» Stored data entries
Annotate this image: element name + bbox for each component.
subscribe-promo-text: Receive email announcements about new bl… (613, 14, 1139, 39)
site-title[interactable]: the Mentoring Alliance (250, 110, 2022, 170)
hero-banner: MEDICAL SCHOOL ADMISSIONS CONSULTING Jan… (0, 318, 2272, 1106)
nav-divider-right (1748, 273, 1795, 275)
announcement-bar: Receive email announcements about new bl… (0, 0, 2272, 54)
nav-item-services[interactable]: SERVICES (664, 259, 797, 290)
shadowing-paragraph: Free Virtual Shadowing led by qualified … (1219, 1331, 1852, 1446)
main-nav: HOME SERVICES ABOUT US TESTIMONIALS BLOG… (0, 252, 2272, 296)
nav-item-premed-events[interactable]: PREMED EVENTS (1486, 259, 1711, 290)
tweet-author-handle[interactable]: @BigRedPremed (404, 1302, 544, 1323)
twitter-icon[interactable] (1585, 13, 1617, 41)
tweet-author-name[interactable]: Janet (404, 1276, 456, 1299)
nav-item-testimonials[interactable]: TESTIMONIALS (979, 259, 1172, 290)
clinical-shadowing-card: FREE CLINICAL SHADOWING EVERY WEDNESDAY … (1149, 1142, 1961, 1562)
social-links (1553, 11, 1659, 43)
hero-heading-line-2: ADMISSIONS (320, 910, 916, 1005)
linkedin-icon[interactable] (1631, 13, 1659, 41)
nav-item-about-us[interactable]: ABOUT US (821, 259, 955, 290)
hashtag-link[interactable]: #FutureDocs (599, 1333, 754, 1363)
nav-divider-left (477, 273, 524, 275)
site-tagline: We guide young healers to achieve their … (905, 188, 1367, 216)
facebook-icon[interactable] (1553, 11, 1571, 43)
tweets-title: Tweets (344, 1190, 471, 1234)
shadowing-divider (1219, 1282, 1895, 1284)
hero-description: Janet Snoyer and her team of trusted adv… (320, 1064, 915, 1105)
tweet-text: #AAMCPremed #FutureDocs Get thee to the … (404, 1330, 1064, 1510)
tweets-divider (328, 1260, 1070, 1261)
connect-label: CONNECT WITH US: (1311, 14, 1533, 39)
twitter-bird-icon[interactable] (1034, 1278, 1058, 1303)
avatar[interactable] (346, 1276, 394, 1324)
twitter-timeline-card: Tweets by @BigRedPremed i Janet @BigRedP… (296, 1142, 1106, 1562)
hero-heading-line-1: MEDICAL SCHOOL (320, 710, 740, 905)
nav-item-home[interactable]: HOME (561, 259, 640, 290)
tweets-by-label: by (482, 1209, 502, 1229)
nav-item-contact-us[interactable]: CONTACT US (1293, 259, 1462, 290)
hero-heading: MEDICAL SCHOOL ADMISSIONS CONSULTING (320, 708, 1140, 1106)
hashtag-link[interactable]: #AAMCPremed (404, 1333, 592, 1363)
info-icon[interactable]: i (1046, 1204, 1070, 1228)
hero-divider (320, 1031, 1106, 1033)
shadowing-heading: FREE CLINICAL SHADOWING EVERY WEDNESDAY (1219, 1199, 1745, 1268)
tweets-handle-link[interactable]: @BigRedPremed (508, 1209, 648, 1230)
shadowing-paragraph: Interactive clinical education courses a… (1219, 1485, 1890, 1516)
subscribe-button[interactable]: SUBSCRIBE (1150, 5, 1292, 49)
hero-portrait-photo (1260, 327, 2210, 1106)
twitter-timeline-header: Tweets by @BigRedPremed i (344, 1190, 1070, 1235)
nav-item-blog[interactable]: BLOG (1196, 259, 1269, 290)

» TASK STATEMENT
Edit the items above by changing each "hashtag-link" to "hashtag-anchor", and reproduce every line with nothing else altered.

» RESPONSE
Annotate this image: element name + bbox for each component.
subscribe-promo-text: Receive email announcements about new bl… (613, 14, 1139, 39)
site-title[interactable]: the Mentoring Alliance (250, 110, 2022, 170)
hero-banner: MEDICAL SCHOOL ADMISSIONS CONSULTING Jan… (0, 318, 2272, 1106)
nav-divider-right (1748, 273, 1795, 275)
announcement-bar: Receive email announcements about new bl… (0, 0, 2272, 54)
nav-item-services[interactable]: SERVICES (664, 259, 797, 290)
shadowing-paragraph: Free Virtual Shadowing led by qualified … (1219, 1331, 1852, 1446)
main-nav: HOME SERVICES ABOUT US TESTIMONIALS BLOG… (0, 252, 2272, 296)
nav-item-premed-events[interactable]: PREMED EVENTS (1486, 259, 1711, 290)
tweet-author-handle[interactable]: @BigRedPremed (404, 1302, 544, 1323)
twitter-icon[interactable] (1585, 13, 1617, 41)
tweet-author-name[interactable]: Janet (404, 1276, 456, 1299)
nav-item-testimonials[interactable]: TESTIMONIALS (979, 259, 1172, 290)
clinical-shadowing-card: FREE CLINICAL SHADOWING EVERY WEDNESDAY … (1149, 1142, 1961, 1562)
social-links (1553, 11, 1659, 43)
hero-heading-line-2: ADMISSIONS (320, 910, 916, 1005)
linkedin-icon[interactable] (1631, 13, 1659, 41)
nav-item-about-us[interactable]: ABOUT US (821, 259, 955, 290)
hashtag-anchor[interactable]: #FutureDocs (599, 1333, 754, 1363)
nav-divider-left (477, 273, 524, 275)
site-tagline: We guide young healers to achieve their … (905, 188, 1367, 216)
facebook-icon[interactable] (1553, 11, 1571, 43)
tweets-title: Tweets (344, 1190, 471, 1234)
shadowing-divider (1219, 1282, 1895, 1284)
hero-description: Janet Snoyer and her team of trusted adv… (320, 1064, 915, 1105)
tweet-text: #AAMCPremed #FutureDocs Get thee to the … (404, 1330, 1064, 1510)
tweets-divider (328, 1260, 1070, 1261)
connect-label: CONNECT WITH US: (1311, 14, 1533, 39)
twitter-bird-icon[interactable] (1034, 1278, 1058, 1303)
avatar[interactable] (346, 1276, 394, 1324)
twitter-timeline-card: Tweets by @BigRedPremed i Janet @BigRedP… (296, 1142, 1106, 1562)
hero-heading-line-1: MEDICAL SCHOOL (320, 710, 740, 905)
nav-item-home[interactable]: HOME (561, 259, 640, 290)
tweets-by-label: by (482, 1209, 502, 1229)
nav-item-contact-us[interactable]: CONTACT US (1293, 259, 1462, 290)
hero-heading: MEDICAL SCHOOL ADMISSIONS CONSULTING (320, 708, 1140, 1106)
hashtag-anchor[interactable]: #AAMCPremed (404, 1333, 592, 1363)
info-icon[interactable]: i (1046, 1204, 1070, 1228)
hero-divider (320, 1031, 1106, 1033)
shadowing-heading: FREE CLINICAL SHADOWING EVERY WEDNESDAY (1219, 1199, 1745, 1268)
tweets-handle-link[interactable]: @BigRedPremed (508, 1209, 648, 1230)
shadowing-paragraph: Interactive clinical education courses a… (1219, 1485, 1890, 1516)
subscribe-button[interactable]: SUBSCRIBE (1150, 5, 1292, 49)
hero-portrait-photo (1260, 327, 2210, 1106)
twitter-timeline-header: Tweets by @BigRedPremed i (344, 1190, 1070, 1235)
nav-item-blog[interactable]: BLOG (1196, 259, 1269, 290)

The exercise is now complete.